* start Material for the task *

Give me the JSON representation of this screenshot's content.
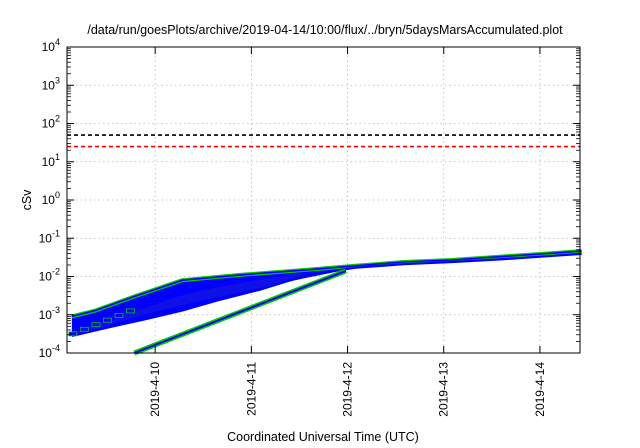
{
  "chart_data": {
    "type": "line",
    "title": "/data/run/goesPlots/archive/2019-04-14/10:00/flux/../bryn/5daysMarsAccumulated.plot",
    "xlabel": "Coordinated Universal Time (UTC)",
    "ylabel": "cSv",
    "yscale": "log",
    "ylim": [
      0.0001,
      10000
    ],
    "xlim": [
      "2019-04-09 02:00",
      "2019-04-14 10:00"
    ],
    "grid": true,
    "ytick_labels": [
      {
        "base": "10",
        "exp": "-4"
      },
      {
        "base": "10",
        "exp": "-3"
      },
      {
        "base": "10",
        "exp": "-2"
      },
      {
        "base": "10",
        "exp": "-1"
      },
      {
        "base": "10",
        "exp": "0"
      },
      {
        "base": "10",
        "exp": "1"
      },
      {
        "base": "10",
        "exp": "2"
      },
      {
        "base": "10",
        "exp": "3"
      },
      {
        "base": "10",
        "exp": "4"
      }
    ],
    "xtick_labels": [
      "2019-4-10",
      "2019-4-11",
      "2019-4-12",
      "2019-4-13",
      "2019-4-14"
    ],
    "reference_lines": [
      {
        "value": 50,
        "color": "#000000",
        "style": "dashed"
      },
      {
        "value": 25,
        "color": "#ff0000",
        "style": "dashed"
      }
    ],
    "series_colors": {
      "core": "#0000ff",
      "outline": "#00cc00"
    },
    "upper_band": {
      "x_days": [
        0.05,
        0.3,
        0.7,
        1.2,
        1.8,
        2.5,
        3.0,
        3.5,
        4.0,
        4.5,
        5.0,
        5.35
      ],
      "y": [
        0.0009,
        0.0013,
        0.003,
        0.008,
        0.011,
        0.015,
        0.019,
        0.024,
        0.027,
        0.033,
        0.04,
        0.046
      ]
    },
    "lower_band": {
      "x_days": [
        0.05,
        0.4,
        0.8,
        1.2,
        1.6,
        2.0,
        2.5,
        3.0,
        3.5,
        4.0,
        4.5,
        5.0,
        5.35
      ],
      "y": [
        0.00028,
        0.00045,
        0.00075,
        0.0013,
        0.0025,
        0.0045,
        0.011,
        0.017,
        0.021,
        0.024,
        0.028,
        0.034,
        0.039
      ]
    },
    "early_line": {
      "x_days": [
        0.7,
        2.9
      ],
      "y": [
        0.0001,
        0.014
      ]
    }
  }
}
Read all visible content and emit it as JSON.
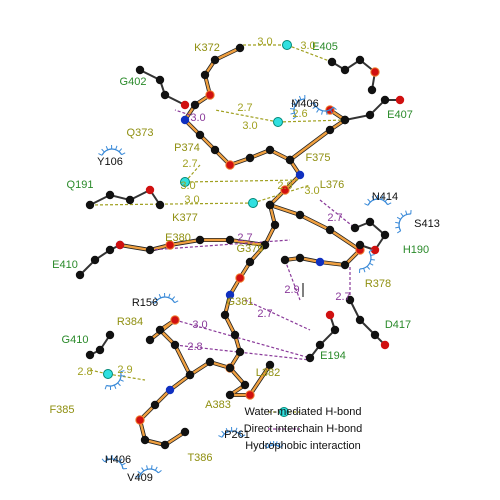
{
  "ligand_residues": [
    "K372",
    "Q373",
    "P374",
    "F375",
    "L376",
    "K377",
    "E380",
    "G379",
    "R378",
    "G381",
    "R384",
    "L382",
    "A383",
    "F385",
    "T386"
  ],
  "partner_residues": [
    "E405",
    "G402",
    "E407",
    "Q191",
    "E410",
    "H190",
    "D417",
    "E194",
    "G410"
  ],
  "hydrophobic_residues": [
    "M406",
    "Y106",
    "N414",
    "S413",
    "R156",
    "P261",
    "H406",
    "V409"
  ],
  "water_distances": [
    "3.0",
    "3.0",
    "2.7",
    "2.6",
    "3.0",
    "2.7",
    "3.0",
    "2.9",
    "3.0",
    "3.0",
    "2.8",
    "2.9"
  ],
  "direct_distances": [
    "3.0",
    "2.7",
    "2.7",
    "2.9",
    "2.7",
    "2.7",
    "3.0",
    "2.8"
  ],
  "legend": [
    "Water-mediated H-bond",
    "Direct interchain H-bond",
    "Hydrophobic interaction"
  ]
}
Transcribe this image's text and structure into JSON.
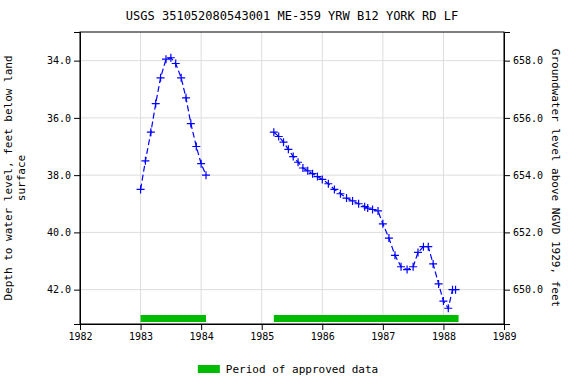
{
  "chart_data": {
    "type": "line",
    "title": "USGS 351052080543001 ME-359 YRW B12 YORK RD LF",
    "ylabel": "Depth to water level, feet below land\n surface",
    "y2label": "Groundwater level above NGVD 1929, feet",
    "xlim": [
      1982,
      1989
    ],
    "xticks": [
      1982,
      1983,
      1984,
      1985,
      1986,
      1987,
      1988,
      1989
    ],
    "ylim": [
      43.2,
      33.0
    ],
    "yticks": [
      {
        "value": 34.0,
        "label": "34.0"
      },
      {
        "value": 36.0,
        "label": "36.0"
      },
      {
        "value": 38.0,
        "label": "38.0"
      },
      {
        "value": 40.0,
        "label": "40.0"
      },
      {
        "value": 42.0,
        "label": "42.0"
      }
    ],
    "y2lim": [
      648.8,
      659.0
    ],
    "y2ticks": [
      {
        "value": 650.0,
        "label": "650.0"
      },
      {
        "value": 652.0,
        "label": "652.0"
      },
      {
        "value": 654.0,
        "label": "654.0"
      },
      {
        "value": 656.0,
        "label": "656.0"
      },
      {
        "value": 658.0,
        "label": "658.0"
      }
    ],
    "grid": true,
    "legend": "bottom",
    "series": [
      {
        "type": "line",
        "color": "#0000ff",
        "marker": "plus",
        "line_style": "dashed",
        "x": [
          1983.0,
          1983.08,
          1983.17,
          1983.25,
          1983.33,
          1983.42,
          1983.5,
          1983.58,
          1983.67,
          1983.75,
          1983.83,
          1983.92,
          1984.0,
          1984.08
        ],
        "values": [
          38.5,
          37.5,
          36.5,
          35.5,
          34.6,
          33.95,
          33.9,
          34.1,
          34.6,
          35.3,
          36.2,
          37.0,
          37.6,
          38.0
        ]
      },
      {
        "type": "line",
        "color": "#0000ff",
        "marker": "plus",
        "line_style": "dashed",
        "x": [
          1985.2,
          1985.28,
          1985.36,
          1985.44,
          1985.52,
          1985.6,
          1985.68,
          1985.76,
          1985.84,
          1985.92,
          1986.0,
          1986.1,
          1986.2,
          1986.3,
          1986.4,
          1986.5,
          1986.6,
          1986.7,
          1986.75,
          1986.83,
          1986.92,
          1987.0,
          1987.1,
          1987.2,
          1987.3,
          1987.4,
          1987.5,
          1987.58,
          1987.67,
          1987.75,
          1987.83,
          1987.92,
          1988.0,
          1988.08,
          1988.15,
          1988.2
        ],
        "values": [
          36.5,
          36.65,
          36.85,
          37.1,
          37.35,
          37.55,
          37.75,
          37.85,
          37.95,
          38.05,
          38.15,
          38.3,
          38.5,
          38.65,
          38.8,
          38.9,
          39.0,
          39.1,
          39.15,
          39.2,
          39.25,
          39.7,
          40.2,
          40.8,
          41.2,
          41.3,
          41.2,
          40.7,
          40.5,
          40.5,
          41.1,
          41.8,
          42.4,
          42.65,
          42.0,
          42.0
        ]
      },
      {
        "type": "span",
        "name": "Period of approved data",
        "color": "#00bb00",
        "ranges": [
          [
            1983.0,
            1984.08
          ],
          [
            1985.2,
            1988.25
          ]
        ]
      }
    ]
  }
}
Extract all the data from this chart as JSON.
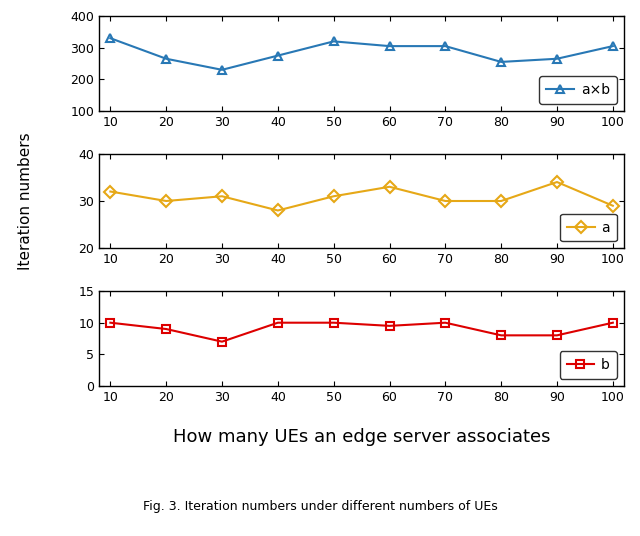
{
  "x": [
    10,
    20,
    30,
    40,
    50,
    60,
    70,
    80,
    90,
    100
  ],
  "axb_values": [
    330,
    265,
    230,
    275,
    320,
    305,
    305,
    255,
    265,
    305
  ],
  "a_values": [
    32,
    30,
    31,
    28,
    31,
    33,
    30,
    30,
    34,
    29
  ],
  "b_values": [
    10,
    9,
    7,
    10,
    10,
    9.5,
    10,
    8,
    8,
    10
  ],
  "axb_color": "#2878b5",
  "a_color": "#e6a817",
  "b_color": "#dd0000",
  "axb_ylim": [
    100,
    400
  ],
  "axb_yticks": [
    100,
    200,
    300,
    400
  ],
  "a_ylim": [
    20,
    40
  ],
  "a_yticks": [
    20,
    30,
    40
  ],
  "b_ylim": [
    0,
    15
  ],
  "b_yticks": [
    0,
    5,
    10,
    15
  ],
  "xlabel": "How many UEs an edge server associates",
  "ylabel": "Iteration numbers",
  "xticks": [
    10,
    20,
    30,
    40,
    50,
    60,
    70,
    80,
    90,
    100
  ],
  "caption": "Fig. 3. Iteration numbers under different numbers of UEs",
  "legend_axb": "a×b",
  "legend_a": "a",
  "legend_b": "b"
}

* end Material for the task *

Copy every line of the listing that contains the word "content".

→ **Solution to this problem**:
Give me the JSON representation of this screenshot's content.
Read all visible content and emit it as JSON.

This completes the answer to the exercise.